WHAT THE EXERCISE ASKS:
Restate the records in their entirety, word for word.
▼
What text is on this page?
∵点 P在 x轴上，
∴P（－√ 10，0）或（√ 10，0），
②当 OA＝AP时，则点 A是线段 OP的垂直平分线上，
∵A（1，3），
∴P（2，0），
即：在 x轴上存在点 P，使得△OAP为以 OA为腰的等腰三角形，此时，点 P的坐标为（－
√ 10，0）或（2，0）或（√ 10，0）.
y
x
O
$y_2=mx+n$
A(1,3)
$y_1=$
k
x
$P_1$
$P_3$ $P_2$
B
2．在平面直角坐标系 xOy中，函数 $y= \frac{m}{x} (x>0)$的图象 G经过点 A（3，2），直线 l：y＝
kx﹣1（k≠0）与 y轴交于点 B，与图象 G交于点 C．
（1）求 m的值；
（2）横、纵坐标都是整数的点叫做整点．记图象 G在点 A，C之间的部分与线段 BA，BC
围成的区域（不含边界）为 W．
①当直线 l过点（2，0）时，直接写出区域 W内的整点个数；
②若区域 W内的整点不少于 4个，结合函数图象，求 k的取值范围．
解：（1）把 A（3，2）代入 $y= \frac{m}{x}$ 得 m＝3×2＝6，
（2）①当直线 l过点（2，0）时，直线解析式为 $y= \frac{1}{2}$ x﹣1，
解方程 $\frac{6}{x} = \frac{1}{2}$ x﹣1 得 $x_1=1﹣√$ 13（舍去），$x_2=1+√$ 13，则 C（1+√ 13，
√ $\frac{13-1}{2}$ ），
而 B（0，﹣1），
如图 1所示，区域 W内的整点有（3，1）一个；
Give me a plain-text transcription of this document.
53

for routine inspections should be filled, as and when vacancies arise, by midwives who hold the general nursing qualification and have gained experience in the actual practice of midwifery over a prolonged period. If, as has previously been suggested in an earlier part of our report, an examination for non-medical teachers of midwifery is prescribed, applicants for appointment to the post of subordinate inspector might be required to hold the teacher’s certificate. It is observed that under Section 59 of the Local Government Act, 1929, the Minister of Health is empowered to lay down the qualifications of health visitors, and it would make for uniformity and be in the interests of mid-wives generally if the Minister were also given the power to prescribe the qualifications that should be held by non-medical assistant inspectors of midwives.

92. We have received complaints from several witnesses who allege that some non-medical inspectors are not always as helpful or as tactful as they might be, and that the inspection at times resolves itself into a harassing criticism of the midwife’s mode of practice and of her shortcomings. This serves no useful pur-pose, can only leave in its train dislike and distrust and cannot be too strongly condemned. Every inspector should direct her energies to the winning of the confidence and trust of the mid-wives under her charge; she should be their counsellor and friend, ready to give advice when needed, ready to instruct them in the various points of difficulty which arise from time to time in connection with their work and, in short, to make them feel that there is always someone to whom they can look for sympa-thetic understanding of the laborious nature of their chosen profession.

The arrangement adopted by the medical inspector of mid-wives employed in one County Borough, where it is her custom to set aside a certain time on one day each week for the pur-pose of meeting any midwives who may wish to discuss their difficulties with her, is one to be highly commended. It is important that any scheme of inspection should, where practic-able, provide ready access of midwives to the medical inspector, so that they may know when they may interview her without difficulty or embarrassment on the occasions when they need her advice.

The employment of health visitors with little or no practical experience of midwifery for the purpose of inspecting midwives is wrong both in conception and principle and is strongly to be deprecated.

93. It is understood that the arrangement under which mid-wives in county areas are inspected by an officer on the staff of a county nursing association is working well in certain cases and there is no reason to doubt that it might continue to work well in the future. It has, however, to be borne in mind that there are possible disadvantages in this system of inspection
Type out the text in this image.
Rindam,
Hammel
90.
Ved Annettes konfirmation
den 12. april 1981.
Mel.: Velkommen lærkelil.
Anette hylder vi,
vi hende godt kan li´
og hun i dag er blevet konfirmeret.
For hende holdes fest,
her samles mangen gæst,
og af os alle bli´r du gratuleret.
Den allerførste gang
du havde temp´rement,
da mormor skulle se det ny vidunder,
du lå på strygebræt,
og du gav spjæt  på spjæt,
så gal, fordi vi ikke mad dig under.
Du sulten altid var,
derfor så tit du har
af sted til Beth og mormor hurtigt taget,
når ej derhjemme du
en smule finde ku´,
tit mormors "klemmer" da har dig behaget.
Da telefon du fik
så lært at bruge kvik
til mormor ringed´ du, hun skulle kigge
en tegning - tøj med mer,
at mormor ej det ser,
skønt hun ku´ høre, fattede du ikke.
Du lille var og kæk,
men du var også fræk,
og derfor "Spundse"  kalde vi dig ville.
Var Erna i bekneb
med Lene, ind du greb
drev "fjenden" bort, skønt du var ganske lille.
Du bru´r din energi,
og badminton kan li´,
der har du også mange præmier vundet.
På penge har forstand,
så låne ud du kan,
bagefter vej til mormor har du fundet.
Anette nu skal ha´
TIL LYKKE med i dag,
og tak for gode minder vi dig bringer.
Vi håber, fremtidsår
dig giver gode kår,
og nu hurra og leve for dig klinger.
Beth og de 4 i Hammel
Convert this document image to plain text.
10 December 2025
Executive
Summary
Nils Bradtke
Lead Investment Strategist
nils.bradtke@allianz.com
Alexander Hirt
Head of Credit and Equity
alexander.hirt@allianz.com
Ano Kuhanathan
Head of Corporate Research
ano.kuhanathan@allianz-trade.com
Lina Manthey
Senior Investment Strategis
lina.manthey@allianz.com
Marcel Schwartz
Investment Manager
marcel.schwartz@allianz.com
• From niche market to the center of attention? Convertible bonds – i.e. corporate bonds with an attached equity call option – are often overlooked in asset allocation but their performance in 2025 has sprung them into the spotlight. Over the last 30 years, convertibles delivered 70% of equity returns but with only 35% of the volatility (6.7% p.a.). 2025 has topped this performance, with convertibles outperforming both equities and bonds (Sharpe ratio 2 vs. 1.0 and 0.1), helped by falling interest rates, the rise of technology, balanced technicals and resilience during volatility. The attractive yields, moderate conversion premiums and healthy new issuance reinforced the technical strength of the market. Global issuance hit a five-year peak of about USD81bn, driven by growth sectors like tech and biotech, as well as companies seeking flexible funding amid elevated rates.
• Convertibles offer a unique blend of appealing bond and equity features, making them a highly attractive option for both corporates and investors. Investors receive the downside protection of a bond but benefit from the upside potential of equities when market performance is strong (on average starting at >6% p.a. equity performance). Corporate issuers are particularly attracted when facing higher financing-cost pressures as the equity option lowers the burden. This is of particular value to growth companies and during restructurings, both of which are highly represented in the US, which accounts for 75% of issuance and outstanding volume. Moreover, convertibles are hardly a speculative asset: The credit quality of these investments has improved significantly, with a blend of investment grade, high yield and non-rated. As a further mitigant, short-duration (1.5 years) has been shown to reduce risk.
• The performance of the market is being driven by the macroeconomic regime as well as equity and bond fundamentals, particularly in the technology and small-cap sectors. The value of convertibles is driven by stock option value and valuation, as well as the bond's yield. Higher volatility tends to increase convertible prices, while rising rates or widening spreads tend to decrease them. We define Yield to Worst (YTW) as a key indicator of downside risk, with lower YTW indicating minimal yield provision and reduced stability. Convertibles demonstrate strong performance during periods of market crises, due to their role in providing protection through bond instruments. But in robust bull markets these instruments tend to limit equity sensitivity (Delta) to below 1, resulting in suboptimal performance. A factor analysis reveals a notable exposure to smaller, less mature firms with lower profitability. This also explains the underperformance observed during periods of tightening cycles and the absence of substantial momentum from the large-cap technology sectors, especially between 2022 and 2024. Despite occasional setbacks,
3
▲
PROBLEM SOLUTION:
What text is on this page?
∵点 P在 x轴上，
∴P（－√ 10，0）或（√ 10，0），
②当 OA＝AP时，则点 A是线段 OP的垂直平分线上，
∵A（1，3），
∴P（2，0），
即：在 x轴上存在点 P，使得△OAP为以 OA为腰的等腰三角形，此时，点 P的坐标为（－
√ 10，0）或（2，0）或（√ 10，0）.
y
x
O
$y_2=mx+n$
A(1,3)
$y_1=$
k
x
$P_1$
$P_3$ $P_2$
B
2．在平面直角坐标系 xOy中，函数 $y= \frac{m}{x} (x>0)$的图象 G经过点 A（3，2），直线 l：y＝
kx﹣1（k≠0）与 y轴交于点 B，与图象 G交于点 C．
（1）求 m的值；
（2）横、纵坐标都是整数的点叫做整点．记图象 G在点 A，C之间的部分与线段 BA，BC
围成的区域（不含边界）为 W．
①当直线 l过点（2，0）时，直接写出区域 W内的整点个数；
②若区域 W内的整点不少于 4个，结合函数图象，求 k的取值范围．
解：（1）把 A（3，2）代入 $y= \frac{m}{x}$ 得 m＝3×2＝6，
（2）①当直线 l过点（2，0）时，直线解析式为 $y= \frac{1}{2}$ x﹣1，
解方程 $\frac{6}{x} = \frac{1}{2}$ x﹣1 得 $x_1=1﹣√$ 13（舍去），$x_2=1+√$ 13，则 C（1+√ 13，
√ $\frac{13-1}{2}$ ），
而 B（0，﹣1），
如图 1所示，区域 W内的整点有（3，1）一个；
Give me a plain-text transcription of this document.
53

for routine inspections should be filled, as and when vacancies arise, by midwives who hold the general nursing qualification and have gained experience in the actual practice of midwifery over a prolonged period. If, as has previously been suggested in an earlier part of our report, an examination for non-medical teachers of midwifery is prescribed, applicants for appointment to the post of subordinate inspector might be required to hold the teacher’s certificate. It is observed that under Section 59 of the Local Government Act, 1929, the Minister of Health is empowered to lay down the qualifications of health visitors, and it would make for uniformity and be in the interests of mid-wives generally if the Minister were also given the power to prescribe the qualifications that should be held by non-medical assistant inspectors of midwives.

92. We have received complaints from several witnesses who allege that some non-medical inspectors are not always as helpful or as tactful as they might be, and that the inspection at times resolves itself into a harassing criticism of the midwife’s mode of practice and of her shortcomings. This serves no useful pur-pose, can only leave in its train dislike and distrust and cannot be too strongly condemned. Every inspector should direct her energies to the winning of the confidence and trust of the mid-wives under her charge; she should be their counsellor and friend, ready to give advice when needed, ready to instruct them in the various points of difficulty which arise from time to time in connection with their work and, in short, to make them feel that there is always someone to whom they can look for sympa-thetic understanding of the laborious nature of their chosen profession.

The arrangement adopted by the medical inspector of mid-wives employed in one County Borough, where it is her custom to set aside a certain time on one day each week for the pur-pose of meeting any midwives who may wish to discuss their difficulties with her, is one to be highly commended. It is important that any scheme of inspection should, where practic-able, provide ready access of midwives to the medical inspector, so that they may know when they may interview her without difficulty or embarrassment on the occasions when they need her advice.

The employment of health visitors with little or no practical experience of midwifery for the purpose of inspecting midwives is wrong both in conception and principle and is strongly to be deprecated.

93. It is understood that the arrangement under which mid-wives in county areas are inspected by an officer on the staff of a county nursing association is working well in certain cases and there is no reason to doubt that it might continue to work well in the future. It has, however, to be borne in mind that there are possible disadvantages in this system of inspection
Type out the text in this image.
Rindam,
Hammel
90.
Ved Annettes konfirmation
den 12. april 1981.
Mel.: Velkommen lærkelil.
Anette hylder vi,
vi hende godt kan li´
og hun i dag er blevet konfirmeret.
For hende holdes fest,
her samles mangen gæst,
og af os alle bli´r du gratuleret.
Den allerførste gang
du havde temp´rement,
da mormor skulle se det ny vidunder,
du lå på strygebræt,
og du gav spjæt  på spjæt,
så gal, fordi vi ikke mad dig under.
Du sulten altid var,
derfor så tit du har
af sted til Beth og mormor hurtigt taget,
når ej derhjemme du
en smule finde ku´,
tit mormors "klemmer" da har dig behaget.
Da telefon du fik
så lært at bruge kvik
til mormor ringed´ du, hun skulle kigge
en tegning - tøj med mer,
at mormor ej det ser,
skønt hun ku´ høre, fattede du ikke.
Du lille var og kæk,
men du var også fræk,
og derfor "Spundse"  kalde vi dig ville.
Var Erna i bekneb
med Lene, ind du greb
drev "fjenden" bort, skønt du var ganske lille.
Du bru´r din energi,
og badminton kan li´,
der har du også mange præmier vundet.
På penge har forstand,
så låne ud du kan,
bagefter vej til mormor har du fundet.
Anette nu skal ha´
TIL LYKKE med i dag,
og tak for gode minder vi dig bringer.
Vi håber, fremtidsår
dig giver gode kår,
og nu hurra og leve for dig klinger.
Beth og de 4 i Hammel
Convert this document image to plain text.
10 December 2025
Executive
Summary
Nils Bradtke
Lead Investment Strategist
nils.bradtke@allianz.com
Alexander Hirt
Head of Credit and Equity
alexander.hirt@allianz.com
Ano Kuhanathan
Head of Corporate Research
ano.kuhanathan@allianz-trade.com
Lina Manthey
Senior Investment Strategis
lina.manthey@allianz.com
Marcel Schwartz
Investment Manager
marcel.schwartz@allianz.com
• From niche market to the center of attention? Convertible bonds – i.e. corporate bonds with an attached equity call option – are often overlooked in asset allocation but their performance in 2025 has sprung them into the spotlight. Over the last 30 years, convertibles delivered 70% of equity returns but with only 35% of the volatility (6.7% p.a.). 2025 has topped this performance, with convertibles outperforming both equities and bonds (Sharpe ratio 2 vs. 1.0 and 0.1), helped by falling interest rates, the rise of technology, balanced technicals and resilience during volatility. The attractive yields, moderate conversion premiums and healthy new issuance reinforced the technical strength of the market. Global issuance hit a five-year peak of about USD81bn, driven by growth sectors like tech and biotech, as well as companies seeking flexible funding amid elevated rates.
• Convertibles offer a unique blend of appealing bond and equity features, making them a highly attractive option for both corporates and investors. Investors receive the downside protection of a bond but benefit from the upside potential of equities when market performance is strong (on average starting at >6% p.a. equity performance). Corporate issuers are particularly attracted when facing higher financing-cost pressures as the equity option lowers the burden. This is of particular value to growth companies and during restructurings, both of which are highly represented in the US, which accounts for 75% of issuance and outstanding volume. Moreover, convertibles are hardly a speculative asset: The credit quality of these investments has improved significantly, with a blend of investment grade, high yield and non-rated. As a further mitigant, short-duration (1.5 years) has been shown to reduce risk.
• The performance of the market is being driven by the macroeconomic regime as well as equity and bond fundamentals, particularly in the technology and small-cap sectors. The value of convertibles is driven by stock option value and valuation, as well as the bond's yield. Higher volatility tends to increase convertible prices, while rising rates or widening spreads tend to decrease them. We define Yield to Worst (YTW) as a key indicator of downside risk, with lower YTW indicating minimal yield provision and reduced stability. Convertibles demonstrate strong performance during periods of market crises, due to their role in providing protection through bond instruments. But in robust bull markets these instruments tend to limit equity sensitivity (Delta) to below 1, resulting in suboptimal performance. A factor analysis reveals a notable exposure to smaller, less mature firms with lower profitability. This also explains the underperformance observed during periods of tightening cycles and the absence of substantial momentum from the large-cap technology sectors, especially between 2022 and 2024. Despite occasional setbacks,
3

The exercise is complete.